Instructions for the task: Copy the records below exactly, omitting any pictures they contain.

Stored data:
= = = = = = =
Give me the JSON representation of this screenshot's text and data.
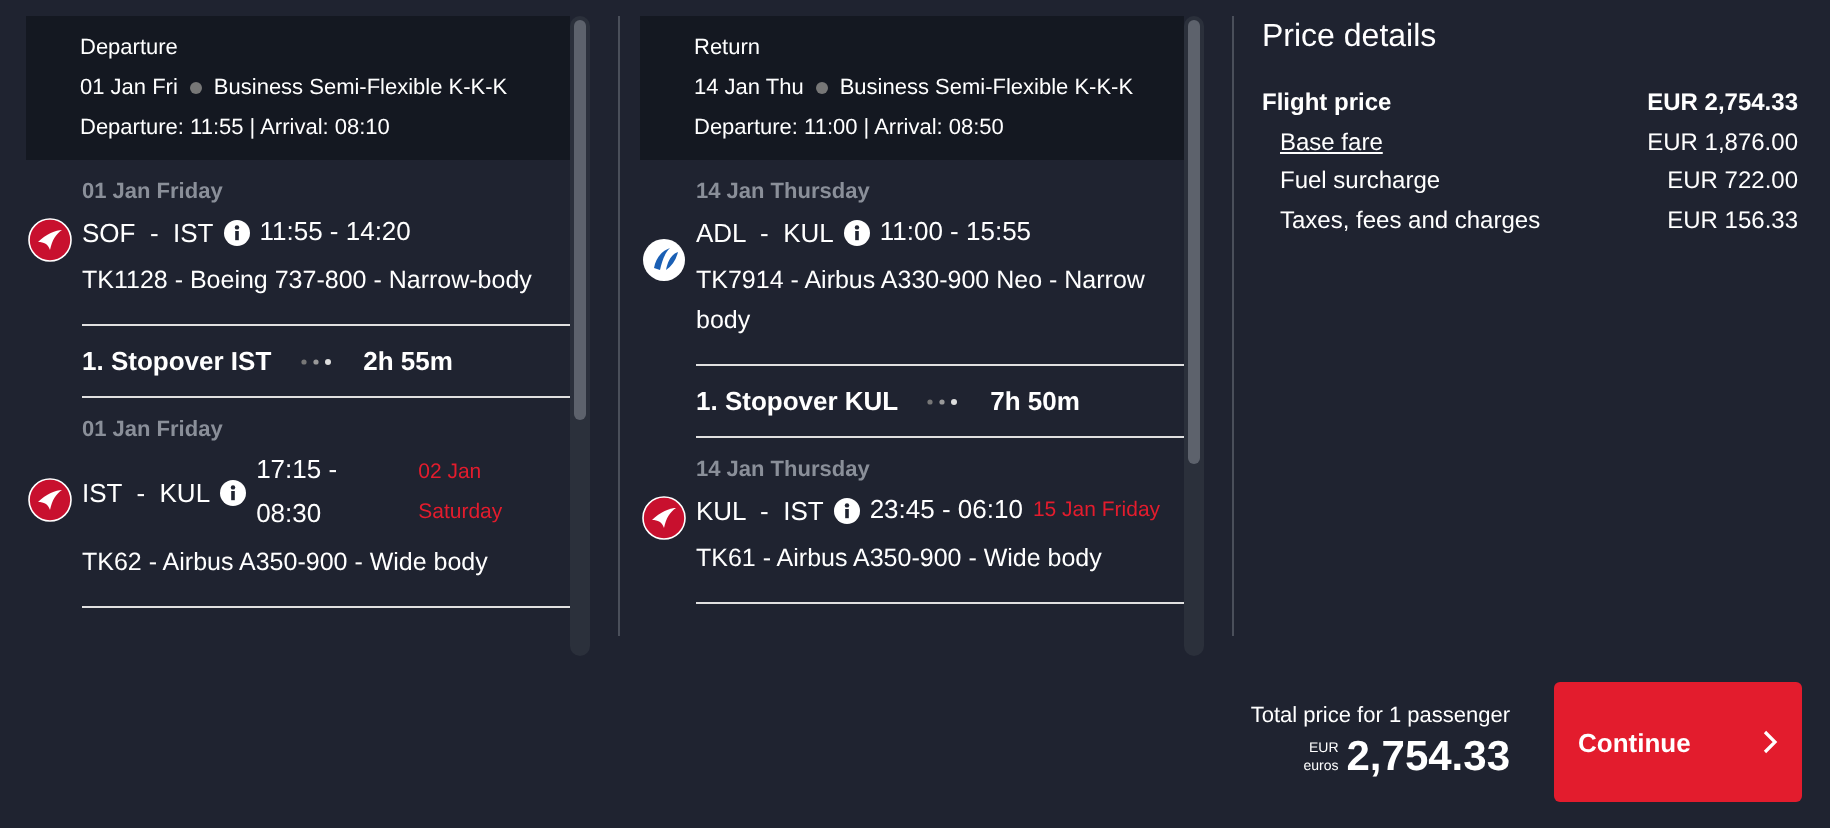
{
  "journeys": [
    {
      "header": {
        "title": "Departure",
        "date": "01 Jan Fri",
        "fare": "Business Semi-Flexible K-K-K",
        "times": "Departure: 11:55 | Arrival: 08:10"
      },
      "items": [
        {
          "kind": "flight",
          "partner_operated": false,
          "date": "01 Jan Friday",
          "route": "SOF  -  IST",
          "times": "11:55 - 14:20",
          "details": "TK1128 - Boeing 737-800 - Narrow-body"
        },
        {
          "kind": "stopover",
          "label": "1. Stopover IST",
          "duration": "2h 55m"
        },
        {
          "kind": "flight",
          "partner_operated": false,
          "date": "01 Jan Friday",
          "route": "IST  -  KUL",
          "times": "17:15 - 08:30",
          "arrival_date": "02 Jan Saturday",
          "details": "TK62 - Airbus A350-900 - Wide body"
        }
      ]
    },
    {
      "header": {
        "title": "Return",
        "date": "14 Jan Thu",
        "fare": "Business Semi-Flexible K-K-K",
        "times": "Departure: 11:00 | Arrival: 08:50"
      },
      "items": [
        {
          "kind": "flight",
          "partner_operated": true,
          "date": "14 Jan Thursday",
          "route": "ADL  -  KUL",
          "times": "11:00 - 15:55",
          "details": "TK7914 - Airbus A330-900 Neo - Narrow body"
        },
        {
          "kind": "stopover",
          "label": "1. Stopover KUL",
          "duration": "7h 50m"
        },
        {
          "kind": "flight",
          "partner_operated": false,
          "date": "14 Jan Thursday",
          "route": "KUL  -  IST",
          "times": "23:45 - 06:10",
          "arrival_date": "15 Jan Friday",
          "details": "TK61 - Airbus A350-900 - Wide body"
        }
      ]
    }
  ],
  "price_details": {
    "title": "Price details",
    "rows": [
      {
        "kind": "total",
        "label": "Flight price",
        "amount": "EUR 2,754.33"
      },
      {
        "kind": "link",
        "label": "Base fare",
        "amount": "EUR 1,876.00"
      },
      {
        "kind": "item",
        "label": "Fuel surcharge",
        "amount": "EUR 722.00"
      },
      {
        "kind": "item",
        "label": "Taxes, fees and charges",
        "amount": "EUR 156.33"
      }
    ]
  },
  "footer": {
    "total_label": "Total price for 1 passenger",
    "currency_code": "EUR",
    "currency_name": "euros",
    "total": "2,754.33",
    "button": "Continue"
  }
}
= = = = = = =
Answer below:
Give me the JSON representation of this screenshot's text and data.
{
  "journeys": [
    {
      "header": {
        "title": "Departure",
        "date": "01 Jan Fri",
        "fare": "Business Semi-Flexible K-K-K",
        "times": "Departure: 11:55 | Arrival: 08:10"
      },
      "items": [
        {
          "kind": "flight",
          "partner_operated": false,
          "date": "01 Jan Friday",
          "route": "SOF  -  IST",
          "times": "11:55 - 14:20",
          "details": "TK1128 - Boeing 737-800 - Narrow-body"
        },
        {
          "kind": "stopover",
          "label": "1. Stopover IST",
          "duration": "2h 55m"
        },
        {
          "kind": "flight",
          "partner_operated": false,
          "date": "01 Jan Friday",
          "route": "IST  -  KUL",
          "times": "17:15 - 08:30",
          "arrival_date": "02 Jan Saturday",
          "details": "TK62 - Airbus A350-900 - Wide body"
        }
      ]
    },
    {
      "header": {
        "title": "Return",
        "date": "14 Jan Thu",
        "fare": "Business Semi-Flexible K-K-K",
        "times": "Departure: 11:00 | Arrival: 08:50"
      },
      "items": [
        {
          "kind": "flight",
          "partner_operated": true,
          "date": "14 Jan Thursday",
          "route": "ADL  -  KUL",
          "times": "11:00 - 15:55",
          "details": "TK7914 - Airbus A330-900 Neo - Narrow body"
        },
        {
          "kind": "stopover",
          "label": "1. Stopover KUL",
          "duration": "7h 50m"
        },
        {
          "kind": "flight",
          "partner_operated": false,
          "date": "14 Jan Thursday",
          "route": "KUL  -  IST",
          "times": "23:45 - 06:10",
          "arrival_date": "15 Jan Friday",
          "details": "TK61 - Airbus A350-900 - Wide body"
        }
      ]
    }
  ],
  "price_details": {
    "title": "Price details",
    "rows": [
      {
        "kind": "total",
        "label": "Flight price",
        "amount": "EUR 2,754.33"
      },
      {
        "kind": "link",
        "label": "Base fare",
        "amount": "EUR 1,876.00"
      },
      {
        "kind": "item",
        "label": "Fuel surcharge",
        "amount": "EUR 722.00"
      },
      {
        "kind": "item",
        "label": "Taxes, fees and charges",
        "amount": "EUR 156.33"
      }
    ]
  },
  "footer": {
    "total_label": "Total price for 1 passenger",
    "currency_code": "EUR",
    "currency_name": "euros",
    "total": "2,754.33",
    "button": "Continue"
  }
}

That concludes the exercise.